Select from the data all lines with the word "already".

• • • • •

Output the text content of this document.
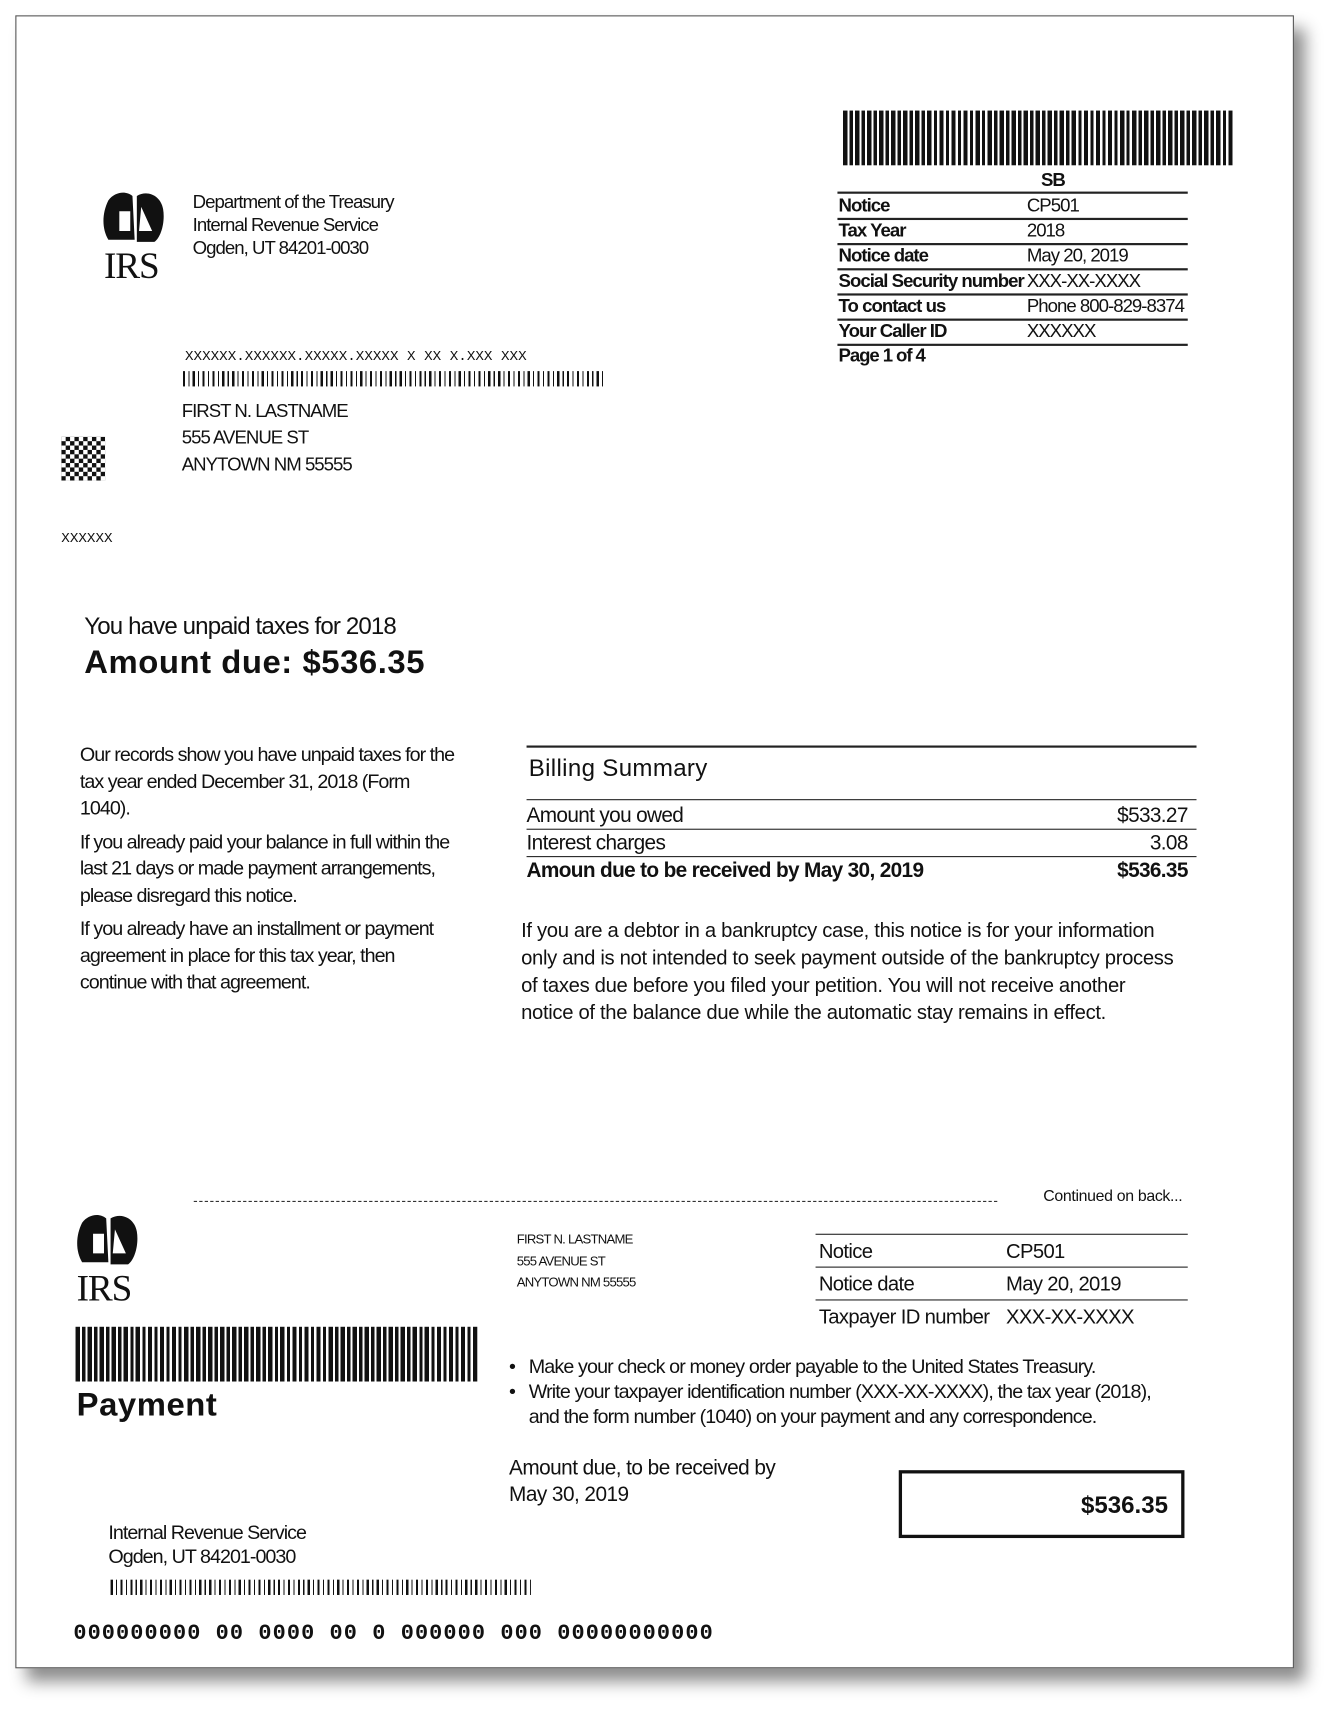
IRS
Department of the Treasury
Internal Revenue Service
Ogden, UT 84201-0030
SB
Notice	CP501
Tax Year	2018
Notice date	May 20, 2019
Social Security number XXX-XX-XXXX
To contact us	Phone 800-829-8374
Your Caller ID	XXXXXX
Page 1 of 4
XXXXXX.XXXXXX.XXXXX.XXXXX X XX X.XXX XXX
FIRST N. LASTNAME
555 AVENUE ST
ANYTOWN NM 55555
XXXXXX
You have unpaid taxes for 2018
Amount due: $536.35

Our records show you have unpaid taxes for the tax year ended December 31, 2018 (Form 1040).

If you already paid your balance in full within the last 21 days or made payment arrangements, please disregard this notice.

If you already have an installment or payment agreement in place for this tax year, then continue with that agreement.

Billing Summary
Amount you owed	$533.27
Interest charges	3.08
Amoun due to be received by May 30, 2019	$536.35
If you are a debtor in a bankruptcy case, this notice is for your information only and is not intended to seek payment outside of the bankruptcy process of taxes due before you filed your petition. You will not receive another notice of the balance due while the automatic stay remains in effect.
Continued on back...
IRS
Payment
FIRST N. LASTNAME
555 AVENUE ST
ANYTOWN NM 55555
Notice	CP501
Notice date	May 20, 2019
Taxpayer ID number XXX-XX-XXXX
• Make your check or money order payable to the United States Treasury.
• Write your taxpayer identification number (XXX-XX-XXXX), the tax year (2018), and the form number (1040) on your payment and any correspondence.
Amount due, to be received by
May 30, 2019	$536.35
Internal Revenue Service
Ogden, UT 84201-0030
000000000 00 0000 00 0 000000 000 00000000000
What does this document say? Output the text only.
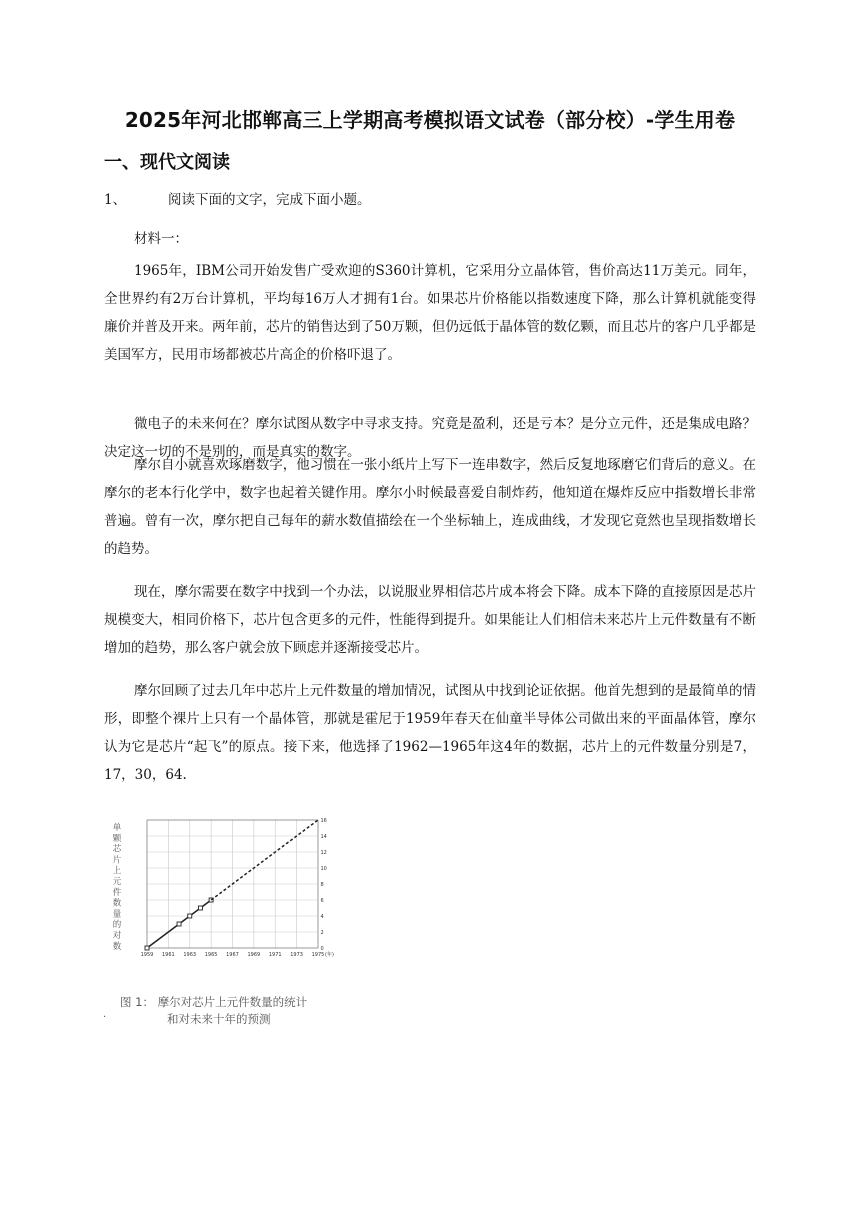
2025年河北邯郸高三上学期高考模拟语文试卷（部分校）-学生用卷
一、现代文阅读
1、	阅读下面的文字，完成下面小题。
材料一：

1965年，IBM公司开始发售广受欢迎的S360计算机，它采用分立晶体管，售价高达11万美元。同年，全世界约有2万台计算机，平均每16万人才拥有1台。如果芯片价格能以指数速度下降，那么计算机就能变得廉价并普及开来。两年前，芯片的销售达到了50万颗，但仍远低于晶体管的数亿颗，而且芯片的客户几乎都是美国军方，民用市场都被芯片高企的价格吓退了。

微电子的未来何在？摩尔试图从数字中寻求支持。究竟是盈利，还是亏本？是分立元件，还是集成电路？决定这一切的不是别的，而是真实的数字。

摩尔自小就喜欢琢磨数字，他习惯在一张小纸片上写下一连串数字，然后反复地琢磨它们背后的意义。在摩尔的老本行化学中，数字也起着关键作用。摩尔小时候最喜爱自制炸药，他知道在爆炸反应中指数增长非常普遍。曾有一次，摩尔把自己每年的薪水数值描绘在一个坐标轴上，连成曲线，才发现它竟然也呈现指数增长的趋势。

现在，摩尔需要在数字中找到一个办法，以说服业界相信芯片成本将会下降。成本下降的直接原因是芯片规模变大，相同价格下，芯片包含更多的元件，性能得到提升。如果能让人们相信未来芯片上元件数量有不断增加的趋势，那么客户就会放下顾虑并逐渐接受芯片。

摩尔回顾了过去几年中芯片上元件数量的增加情况，试图从中找到论证依据。他首先想到的是最简单的情形，即整个裸片上只有一个晶体管，那就是霍尼于1959年春天在仙童半导体公司做出来的平面晶体管，摩尔认为它是芯片“起飞”的原点。接下来，他选择了1962—1965年这4年的数据，芯片上的元件数量分别是7，17，30，64.

1959 1961 1963 1965 1967 1969 1971 1973 1975
0
2
4
6
8
10
12
14
16
(年)
单颗芯片上元件数量的对数
图 1： 摩尔对芯片上元件数量的统计
和对未来十年的预测
·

• • • • •

Completed exercise>
If you already paid your balance in full within the last 21 days or made payment arrangements, please disregard this notice.
If you already have an installment or payment agreement in place for this tax year, then continue with that agreement.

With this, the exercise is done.